Material provided.
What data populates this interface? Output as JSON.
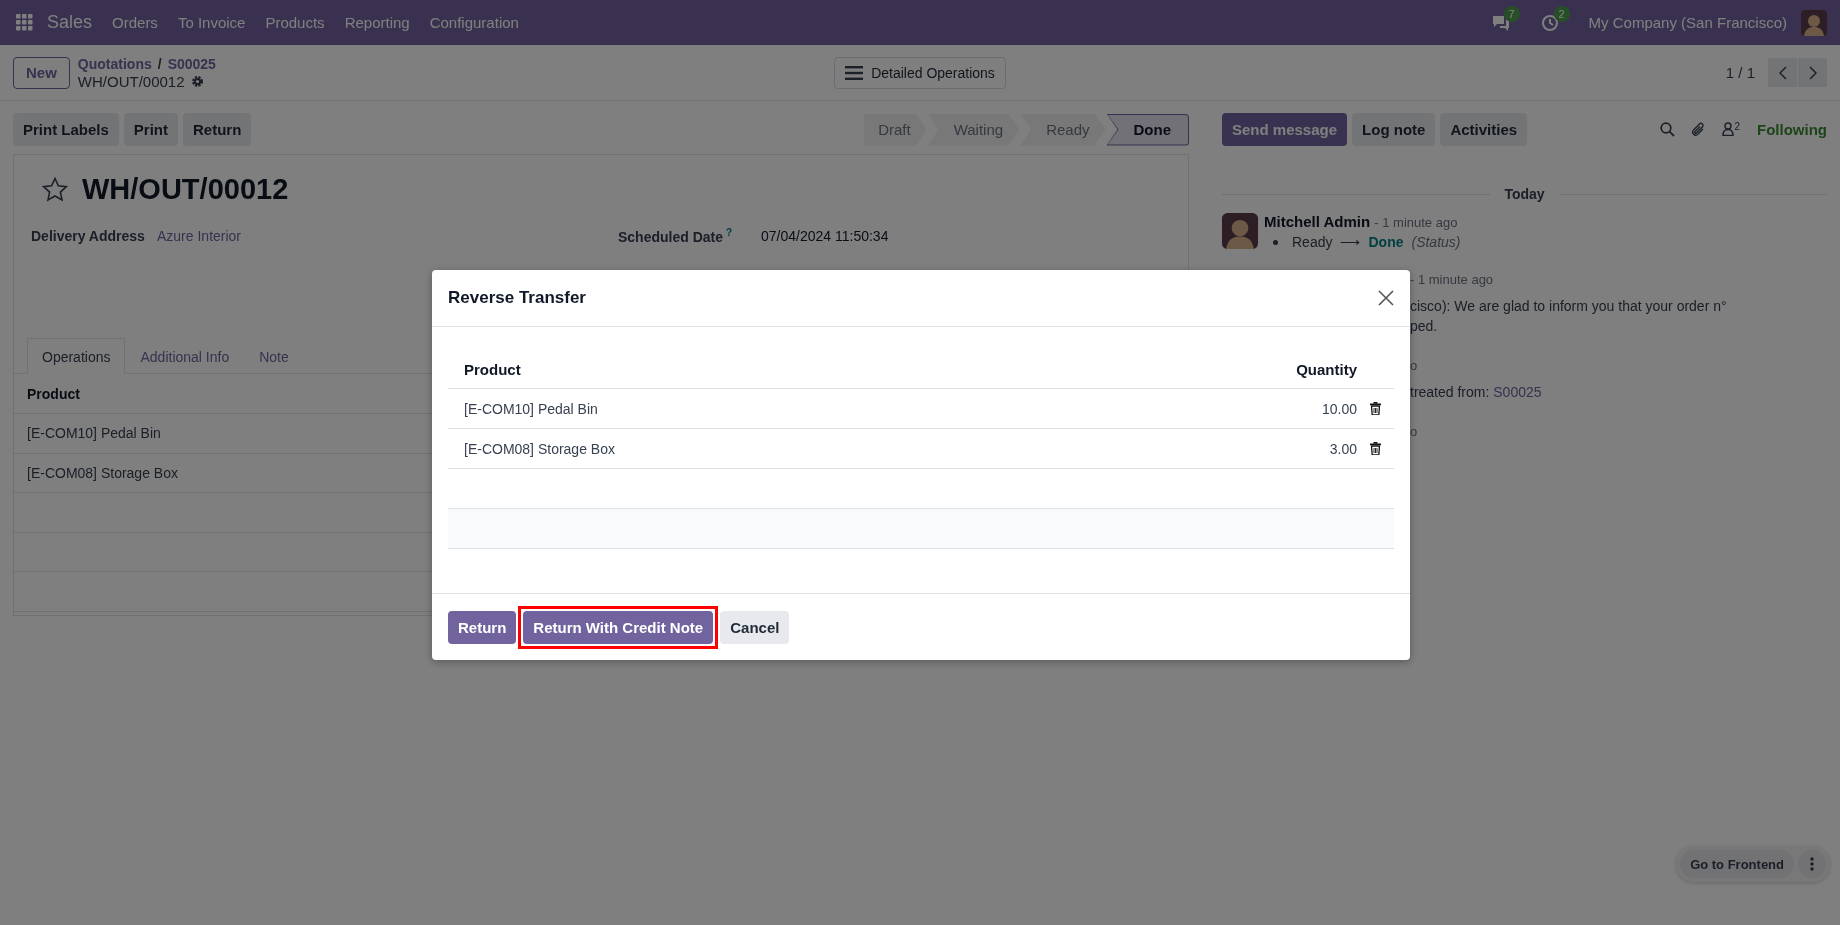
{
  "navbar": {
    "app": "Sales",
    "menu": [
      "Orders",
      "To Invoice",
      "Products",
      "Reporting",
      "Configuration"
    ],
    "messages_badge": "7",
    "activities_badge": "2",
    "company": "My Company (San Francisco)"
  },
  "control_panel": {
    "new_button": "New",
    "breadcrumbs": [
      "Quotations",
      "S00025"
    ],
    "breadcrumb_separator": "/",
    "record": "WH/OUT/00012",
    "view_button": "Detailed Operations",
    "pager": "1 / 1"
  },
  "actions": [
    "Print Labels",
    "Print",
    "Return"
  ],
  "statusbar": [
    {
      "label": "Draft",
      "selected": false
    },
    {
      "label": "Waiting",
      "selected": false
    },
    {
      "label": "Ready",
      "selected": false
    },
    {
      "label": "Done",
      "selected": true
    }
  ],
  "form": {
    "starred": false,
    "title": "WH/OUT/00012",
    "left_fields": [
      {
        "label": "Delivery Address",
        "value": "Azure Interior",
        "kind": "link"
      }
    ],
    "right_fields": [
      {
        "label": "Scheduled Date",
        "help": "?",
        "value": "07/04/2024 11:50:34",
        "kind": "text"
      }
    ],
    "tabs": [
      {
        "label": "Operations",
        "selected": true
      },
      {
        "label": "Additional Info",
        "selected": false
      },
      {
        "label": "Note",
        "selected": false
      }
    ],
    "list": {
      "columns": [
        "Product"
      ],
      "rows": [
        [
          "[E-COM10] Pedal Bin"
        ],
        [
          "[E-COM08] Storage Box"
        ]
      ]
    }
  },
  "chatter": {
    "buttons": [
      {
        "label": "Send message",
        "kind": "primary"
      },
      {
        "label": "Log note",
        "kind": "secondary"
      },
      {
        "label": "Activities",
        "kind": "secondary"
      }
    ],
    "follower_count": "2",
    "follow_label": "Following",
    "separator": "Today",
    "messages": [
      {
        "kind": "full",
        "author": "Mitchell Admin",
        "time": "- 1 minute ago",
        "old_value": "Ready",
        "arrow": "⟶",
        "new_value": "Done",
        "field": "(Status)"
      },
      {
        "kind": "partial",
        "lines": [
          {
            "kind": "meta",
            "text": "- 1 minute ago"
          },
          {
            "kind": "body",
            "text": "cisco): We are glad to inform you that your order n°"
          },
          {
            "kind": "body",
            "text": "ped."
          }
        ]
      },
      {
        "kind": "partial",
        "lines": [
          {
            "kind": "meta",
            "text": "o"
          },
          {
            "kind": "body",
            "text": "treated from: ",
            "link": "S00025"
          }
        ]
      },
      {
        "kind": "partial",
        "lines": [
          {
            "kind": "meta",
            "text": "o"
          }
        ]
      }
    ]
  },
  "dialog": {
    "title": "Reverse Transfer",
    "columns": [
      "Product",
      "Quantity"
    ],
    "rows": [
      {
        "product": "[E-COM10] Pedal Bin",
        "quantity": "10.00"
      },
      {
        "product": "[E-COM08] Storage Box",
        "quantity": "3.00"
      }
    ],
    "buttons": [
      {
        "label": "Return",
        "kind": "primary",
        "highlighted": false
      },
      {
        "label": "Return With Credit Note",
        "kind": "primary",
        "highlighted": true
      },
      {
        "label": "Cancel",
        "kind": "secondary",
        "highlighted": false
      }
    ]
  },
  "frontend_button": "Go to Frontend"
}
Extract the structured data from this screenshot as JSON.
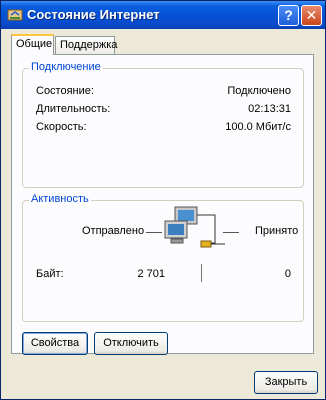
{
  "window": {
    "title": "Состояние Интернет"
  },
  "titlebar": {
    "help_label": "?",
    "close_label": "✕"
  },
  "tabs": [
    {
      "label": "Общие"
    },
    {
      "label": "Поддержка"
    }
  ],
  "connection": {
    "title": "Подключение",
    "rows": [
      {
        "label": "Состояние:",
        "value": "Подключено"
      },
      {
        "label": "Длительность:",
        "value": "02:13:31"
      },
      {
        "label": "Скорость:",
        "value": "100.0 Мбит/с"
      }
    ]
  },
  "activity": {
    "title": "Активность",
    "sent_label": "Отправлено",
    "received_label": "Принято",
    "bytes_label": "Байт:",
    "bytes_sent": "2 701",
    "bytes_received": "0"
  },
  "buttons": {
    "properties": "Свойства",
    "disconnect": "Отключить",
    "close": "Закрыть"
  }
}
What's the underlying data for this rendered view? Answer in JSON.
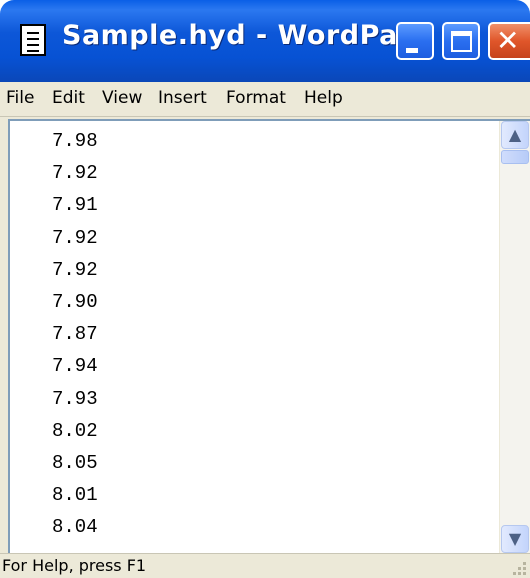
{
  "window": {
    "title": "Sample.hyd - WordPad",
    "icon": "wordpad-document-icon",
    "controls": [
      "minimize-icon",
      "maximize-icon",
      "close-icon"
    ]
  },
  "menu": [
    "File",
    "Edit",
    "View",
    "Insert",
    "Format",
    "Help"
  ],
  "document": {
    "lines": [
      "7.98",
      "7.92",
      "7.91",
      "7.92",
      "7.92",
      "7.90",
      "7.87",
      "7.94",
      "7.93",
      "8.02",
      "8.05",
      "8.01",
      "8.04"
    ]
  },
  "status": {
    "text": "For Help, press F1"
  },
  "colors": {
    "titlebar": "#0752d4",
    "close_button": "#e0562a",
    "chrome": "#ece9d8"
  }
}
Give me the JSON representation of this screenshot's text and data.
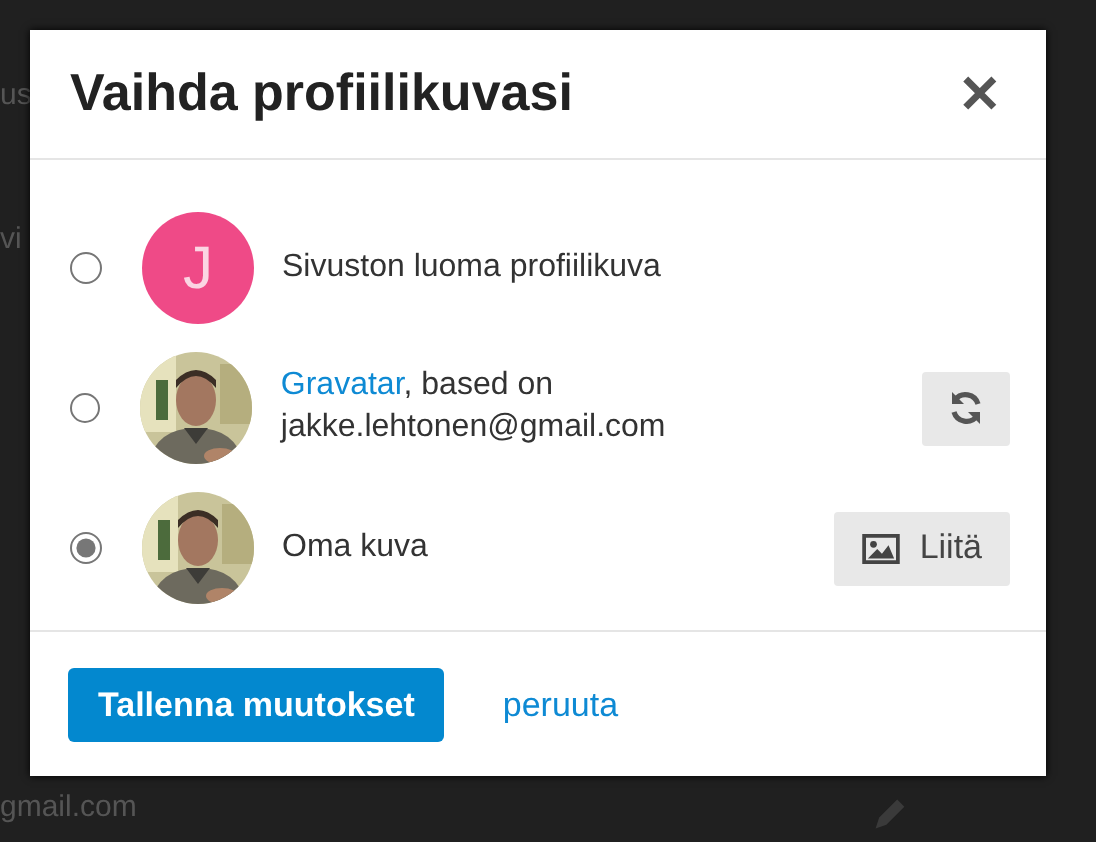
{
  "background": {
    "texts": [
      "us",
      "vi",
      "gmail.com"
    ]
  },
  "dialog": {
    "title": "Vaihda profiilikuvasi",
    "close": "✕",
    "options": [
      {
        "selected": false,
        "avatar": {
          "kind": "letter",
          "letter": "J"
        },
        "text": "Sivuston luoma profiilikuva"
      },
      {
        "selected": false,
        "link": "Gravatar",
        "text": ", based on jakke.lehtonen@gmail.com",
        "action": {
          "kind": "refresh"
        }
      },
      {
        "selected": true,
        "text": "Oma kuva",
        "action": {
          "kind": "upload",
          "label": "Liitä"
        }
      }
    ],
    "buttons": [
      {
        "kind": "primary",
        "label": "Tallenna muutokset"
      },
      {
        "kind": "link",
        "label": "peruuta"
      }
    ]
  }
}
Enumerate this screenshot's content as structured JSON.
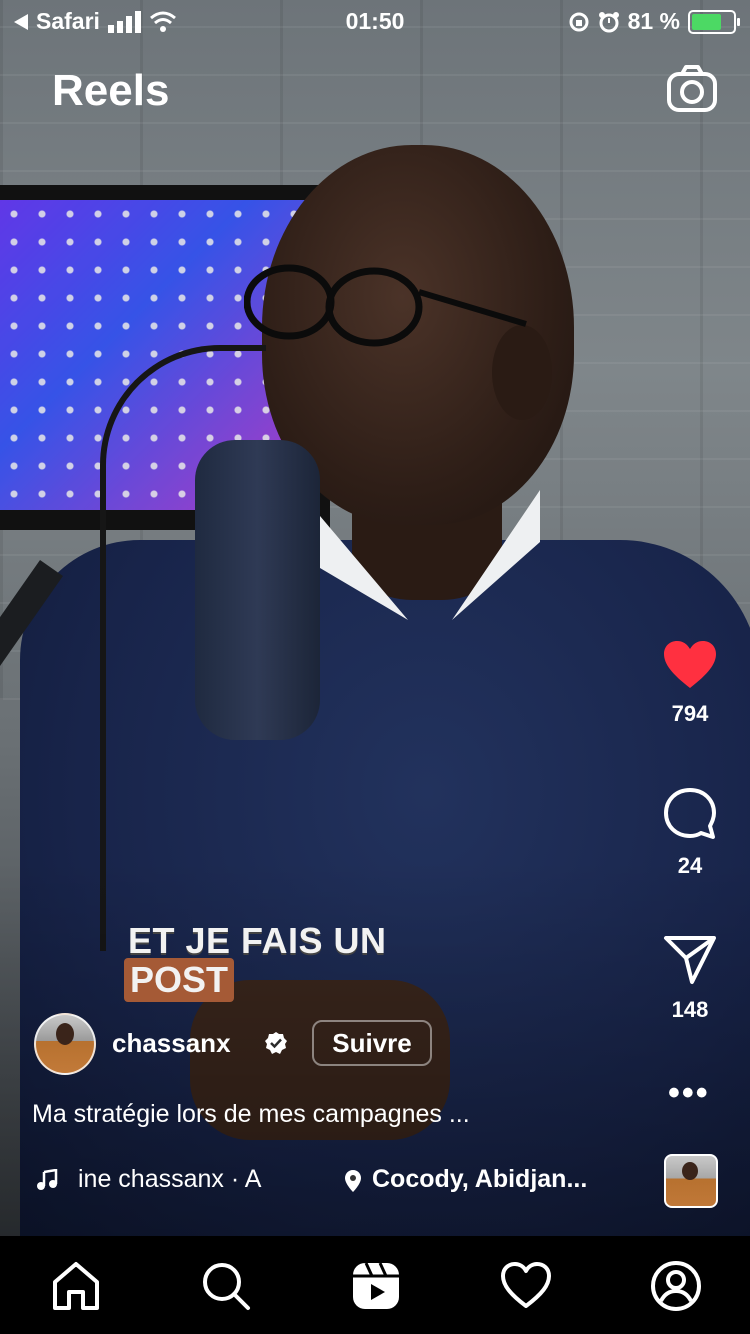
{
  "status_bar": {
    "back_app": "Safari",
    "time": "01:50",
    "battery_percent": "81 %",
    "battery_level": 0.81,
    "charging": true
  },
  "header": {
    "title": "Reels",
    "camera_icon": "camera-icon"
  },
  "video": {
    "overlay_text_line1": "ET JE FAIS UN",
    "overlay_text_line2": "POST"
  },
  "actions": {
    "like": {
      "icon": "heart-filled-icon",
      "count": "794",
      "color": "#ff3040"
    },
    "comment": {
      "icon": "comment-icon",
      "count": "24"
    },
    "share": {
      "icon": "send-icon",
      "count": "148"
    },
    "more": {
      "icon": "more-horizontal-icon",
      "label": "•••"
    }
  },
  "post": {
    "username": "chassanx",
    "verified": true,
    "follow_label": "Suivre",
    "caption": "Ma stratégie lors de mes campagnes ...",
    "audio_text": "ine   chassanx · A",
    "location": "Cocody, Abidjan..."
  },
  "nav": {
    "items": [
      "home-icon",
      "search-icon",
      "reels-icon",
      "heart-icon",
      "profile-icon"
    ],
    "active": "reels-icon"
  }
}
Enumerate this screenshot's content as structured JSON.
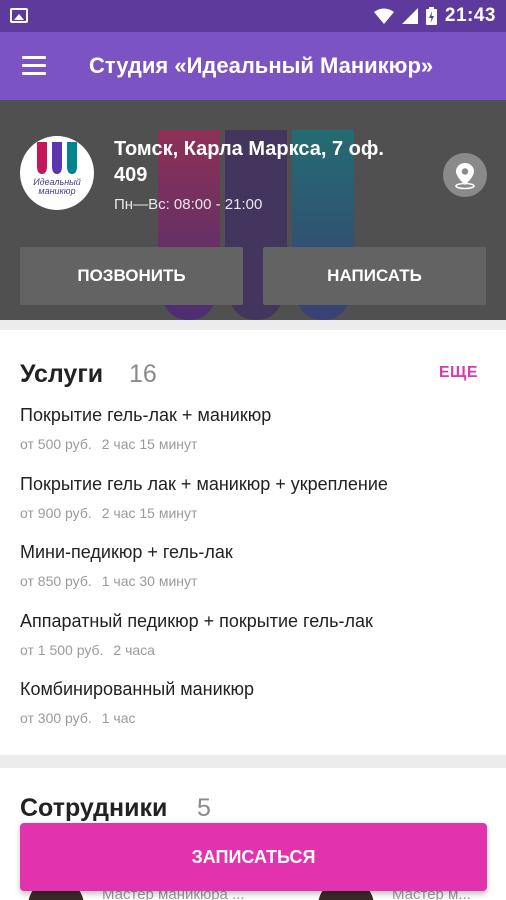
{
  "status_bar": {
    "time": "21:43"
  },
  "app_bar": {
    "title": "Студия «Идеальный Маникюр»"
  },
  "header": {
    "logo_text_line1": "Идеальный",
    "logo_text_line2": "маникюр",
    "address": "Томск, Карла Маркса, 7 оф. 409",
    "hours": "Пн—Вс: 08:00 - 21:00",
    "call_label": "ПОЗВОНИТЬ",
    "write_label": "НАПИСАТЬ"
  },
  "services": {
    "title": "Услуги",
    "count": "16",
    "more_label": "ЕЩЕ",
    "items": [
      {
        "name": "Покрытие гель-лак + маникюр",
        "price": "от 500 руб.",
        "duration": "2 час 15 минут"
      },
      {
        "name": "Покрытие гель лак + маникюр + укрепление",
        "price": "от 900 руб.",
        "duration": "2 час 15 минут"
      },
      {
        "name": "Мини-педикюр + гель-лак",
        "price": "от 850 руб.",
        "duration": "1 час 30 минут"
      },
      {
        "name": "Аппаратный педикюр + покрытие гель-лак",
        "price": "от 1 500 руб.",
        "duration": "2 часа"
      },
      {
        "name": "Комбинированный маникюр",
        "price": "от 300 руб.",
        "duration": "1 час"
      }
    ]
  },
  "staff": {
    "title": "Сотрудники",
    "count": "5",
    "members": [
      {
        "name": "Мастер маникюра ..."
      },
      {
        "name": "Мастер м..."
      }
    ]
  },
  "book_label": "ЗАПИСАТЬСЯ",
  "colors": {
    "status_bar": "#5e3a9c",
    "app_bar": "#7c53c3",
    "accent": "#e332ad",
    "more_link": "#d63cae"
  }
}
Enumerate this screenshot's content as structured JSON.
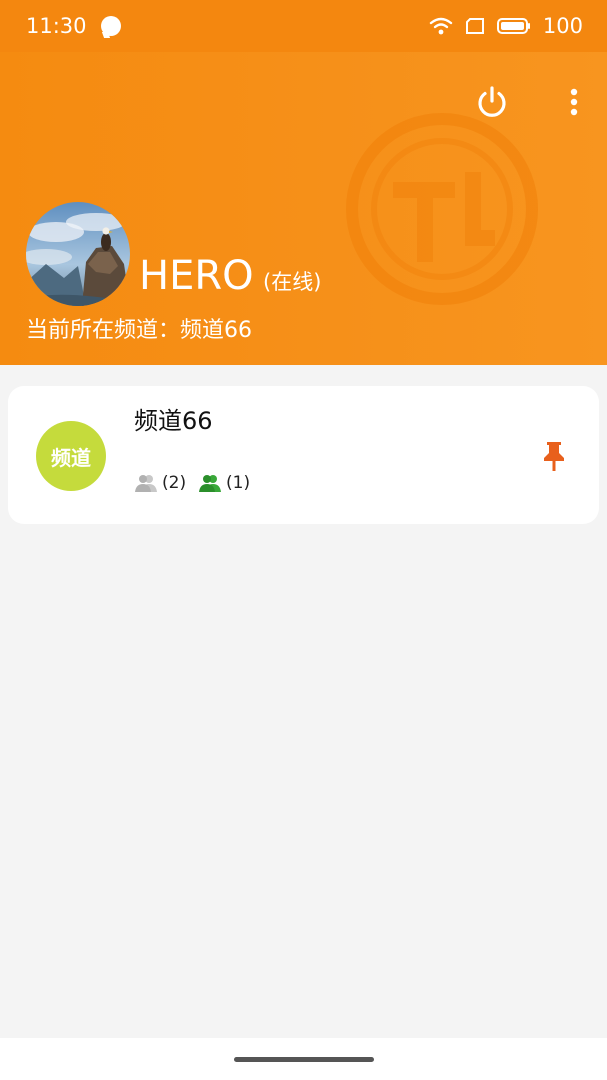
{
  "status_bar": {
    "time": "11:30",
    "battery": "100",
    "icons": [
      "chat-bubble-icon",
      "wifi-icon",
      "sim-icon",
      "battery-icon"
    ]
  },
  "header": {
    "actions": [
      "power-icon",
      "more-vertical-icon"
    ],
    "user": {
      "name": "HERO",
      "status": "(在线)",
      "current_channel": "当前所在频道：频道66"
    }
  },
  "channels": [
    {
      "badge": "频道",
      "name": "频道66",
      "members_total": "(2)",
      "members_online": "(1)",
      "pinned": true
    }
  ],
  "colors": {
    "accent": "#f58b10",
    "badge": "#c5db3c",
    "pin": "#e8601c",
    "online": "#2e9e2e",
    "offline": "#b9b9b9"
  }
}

The problem. Work out how many lines above have the string "gmail" in them, and give only the number.

In response. 2